= Records for this task =
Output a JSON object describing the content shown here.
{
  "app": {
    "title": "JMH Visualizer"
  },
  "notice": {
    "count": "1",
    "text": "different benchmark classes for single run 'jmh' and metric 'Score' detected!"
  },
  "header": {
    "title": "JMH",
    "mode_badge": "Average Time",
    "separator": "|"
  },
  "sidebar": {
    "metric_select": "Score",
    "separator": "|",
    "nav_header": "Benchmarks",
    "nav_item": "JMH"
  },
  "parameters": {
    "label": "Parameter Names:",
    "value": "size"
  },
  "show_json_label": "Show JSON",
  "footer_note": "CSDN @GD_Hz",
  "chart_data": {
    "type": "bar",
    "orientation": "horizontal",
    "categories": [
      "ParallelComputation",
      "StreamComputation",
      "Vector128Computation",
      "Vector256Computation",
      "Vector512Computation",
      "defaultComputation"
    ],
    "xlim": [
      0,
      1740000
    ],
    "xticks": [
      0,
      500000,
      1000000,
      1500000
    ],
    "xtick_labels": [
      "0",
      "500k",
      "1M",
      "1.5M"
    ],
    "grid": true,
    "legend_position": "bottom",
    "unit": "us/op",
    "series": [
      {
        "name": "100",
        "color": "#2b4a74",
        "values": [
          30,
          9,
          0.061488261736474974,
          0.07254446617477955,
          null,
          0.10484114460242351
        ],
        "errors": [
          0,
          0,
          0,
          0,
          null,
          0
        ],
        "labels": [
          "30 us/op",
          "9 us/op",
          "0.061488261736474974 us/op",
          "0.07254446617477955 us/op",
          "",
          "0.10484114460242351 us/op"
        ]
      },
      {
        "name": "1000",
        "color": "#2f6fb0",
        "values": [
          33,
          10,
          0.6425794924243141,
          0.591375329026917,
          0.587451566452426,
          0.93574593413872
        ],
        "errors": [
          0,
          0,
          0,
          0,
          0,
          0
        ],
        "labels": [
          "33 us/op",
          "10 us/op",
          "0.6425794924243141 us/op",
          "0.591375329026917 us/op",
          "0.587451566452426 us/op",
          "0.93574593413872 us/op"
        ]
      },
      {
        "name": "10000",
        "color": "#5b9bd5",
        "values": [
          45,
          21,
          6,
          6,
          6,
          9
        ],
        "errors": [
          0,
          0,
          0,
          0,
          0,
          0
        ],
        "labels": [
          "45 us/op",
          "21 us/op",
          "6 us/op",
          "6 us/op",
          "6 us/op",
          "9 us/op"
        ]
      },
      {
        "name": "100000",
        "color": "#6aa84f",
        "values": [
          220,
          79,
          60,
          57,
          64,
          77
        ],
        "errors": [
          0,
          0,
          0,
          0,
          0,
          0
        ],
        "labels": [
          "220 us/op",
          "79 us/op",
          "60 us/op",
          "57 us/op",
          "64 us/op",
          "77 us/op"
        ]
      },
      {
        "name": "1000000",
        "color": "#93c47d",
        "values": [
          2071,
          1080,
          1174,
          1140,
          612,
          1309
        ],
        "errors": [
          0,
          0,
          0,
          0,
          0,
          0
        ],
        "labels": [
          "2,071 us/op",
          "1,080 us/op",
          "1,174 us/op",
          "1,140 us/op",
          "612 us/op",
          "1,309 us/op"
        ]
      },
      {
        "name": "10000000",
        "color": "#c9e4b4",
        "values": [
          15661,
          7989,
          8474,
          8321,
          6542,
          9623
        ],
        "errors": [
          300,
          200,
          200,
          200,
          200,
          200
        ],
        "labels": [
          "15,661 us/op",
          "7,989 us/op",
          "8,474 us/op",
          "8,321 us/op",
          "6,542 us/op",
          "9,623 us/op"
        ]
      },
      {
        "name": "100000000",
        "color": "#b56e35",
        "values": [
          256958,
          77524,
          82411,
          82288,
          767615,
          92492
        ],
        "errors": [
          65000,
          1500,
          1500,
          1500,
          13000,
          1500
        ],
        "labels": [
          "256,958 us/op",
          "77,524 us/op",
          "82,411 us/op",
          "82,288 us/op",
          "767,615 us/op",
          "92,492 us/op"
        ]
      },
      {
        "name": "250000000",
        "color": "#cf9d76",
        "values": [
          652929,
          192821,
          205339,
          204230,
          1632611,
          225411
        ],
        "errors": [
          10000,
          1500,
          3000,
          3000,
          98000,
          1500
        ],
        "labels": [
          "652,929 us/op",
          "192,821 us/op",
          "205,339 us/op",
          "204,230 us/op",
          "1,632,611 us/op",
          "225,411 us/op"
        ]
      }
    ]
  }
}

= Do this =
Repeat the entries exactly, all of them.

= Solution to this exercise =
Output a JSON object describing the content shown here.
{
  "app": {
    "title": "JMH Visualizer"
  },
  "notice": {
    "count": "1",
    "text": "different benchmark classes for single run 'jmh' and metric 'Score' detected!"
  },
  "header": {
    "title": "JMH",
    "mode_badge": "Average Time",
    "separator": "|"
  },
  "sidebar": {
    "metric_select": "Score",
    "separator": "|",
    "nav_header": "Benchmarks",
    "nav_item": "JMH"
  },
  "parameters": {
    "label": "Parameter Names:",
    "value": "size"
  },
  "show_json_label": "Show JSON",
  "footer_note": "CSDN @GD_Hz",
  "chart_data": {
    "type": "bar",
    "orientation": "horizontal",
    "categories": [
      "ParallelComputation",
      "StreamComputation",
      "Vector128Computation",
      "Vector256Computation",
      "Vector512Computation",
      "defaultComputation"
    ],
    "xlim": [
      0,
      1740000
    ],
    "xticks": [
      0,
      500000,
      1000000,
      1500000
    ],
    "xtick_labels": [
      "0",
      "500k",
      "1M",
      "1.5M"
    ],
    "grid": true,
    "legend_position": "bottom",
    "unit": "us/op",
    "series": [
      {
        "name": "100",
        "color": "#2b4a74",
        "values": [
          30,
          9,
          0.061488261736474974,
          0.07254446617477955,
          null,
          0.10484114460242351
        ],
        "errors": [
          0,
          0,
          0,
          0,
          null,
          0
        ],
        "labels": [
          "30 us/op",
          "9 us/op",
          "0.061488261736474974 us/op",
          "0.07254446617477955 us/op",
          "",
          "0.10484114460242351 us/op"
        ]
      },
      {
        "name": "1000",
        "color": "#2f6fb0",
        "values": [
          33,
          10,
          0.6425794924243141,
          0.591375329026917,
          0.587451566452426,
          0.93574593413872
        ],
        "errors": [
          0,
          0,
          0,
          0,
          0,
          0
        ],
        "labels": [
          "33 us/op",
          "10 us/op",
          "0.6425794924243141 us/op",
          "0.591375329026917 us/op",
          "0.587451566452426 us/op",
          "0.93574593413872 us/op"
        ]
      },
      {
        "name": "10000",
        "color": "#5b9bd5",
        "values": [
          45,
          21,
          6,
          6,
          6,
          9
        ],
        "errors": [
          0,
          0,
          0,
          0,
          0,
          0
        ],
        "labels": [
          "45 us/op",
          "21 us/op",
          "6 us/op",
          "6 us/op",
          "6 us/op",
          "9 us/op"
        ]
      },
      {
        "name": "100000",
        "color": "#6aa84f",
        "values": [
          220,
          79,
          60,
          57,
          64,
          77
        ],
        "errors": [
          0,
          0,
          0,
          0,
          0,
          0
        ],
        "labels": [
          "220 us/op",
          "79 us/op",
          "60 us/op",
          "57 us/op",
          "64 us/op",
          "77 us/op"
        ]
      },
      {
        "name": "1000000",
        "color": "#93c47d",
        "values": [
          2071,
          1080,
          1174,
          1140,
          612,
          1309
        ],
        "errors": [
          0,
          0,
          0,
          0,
          0,
          0
        ],
        "labels": [
          "2,071 us/op",
          "1,080 us/op",
          "1,174 us/op",
          "1,140 us/op",
          "612 us/op",
          "1,309 us/op"
        ]
      },
      {
        "name": "10000000",
        "color": "#c9e4b4",
        "values": [
          15661,
          7989,
          8474,
          8321,
          6542,
          9623
        ],
        "errors": [
          300,
          200,
          200,
          200,
          200,
          200
        ],
        "labels": [
          "15,661 us/op",
          "7,989 us/op",
          "8,474 us/op",
          "8,321 us/op",
          "6,542 us/op",
          "9,623 us/op"
        ]
      },
      {
        "name": "100000000",
        "color": "#b56e35",
        "values": [
          256958,
          77524,
          82411,
          82288,
          767615,
          92492
        ],
        "errors": [
          65000,
          1500,
          1500,
          1500,
          13000,
          1500
        ],
        "labels": [
          "256,958 us/op",
          "77,524 us/op",
          "82,411 us/op",
          "82,288 us/op",
          "767,615 us/op",
          "92,492 us/op"
        ]
      },
      {
        "name": "250000000",
        "color": "#cf9d76",
        "values": [
          652929,
          192821,
          205339,
          204230,
          1632611,
          225411
        ],
        "errors": [
          10000,
          1500,
          3000,
          3000,
          98000,
          1500
        ],
        "labels": [
          "652,929 us/op",
          "192,821 us/op",
          "205,339 us/op",
          "204,230 us/op",
          "1,632,611 us/op",
          "225,411 us/op"
        ]
      }
    ]
  }
}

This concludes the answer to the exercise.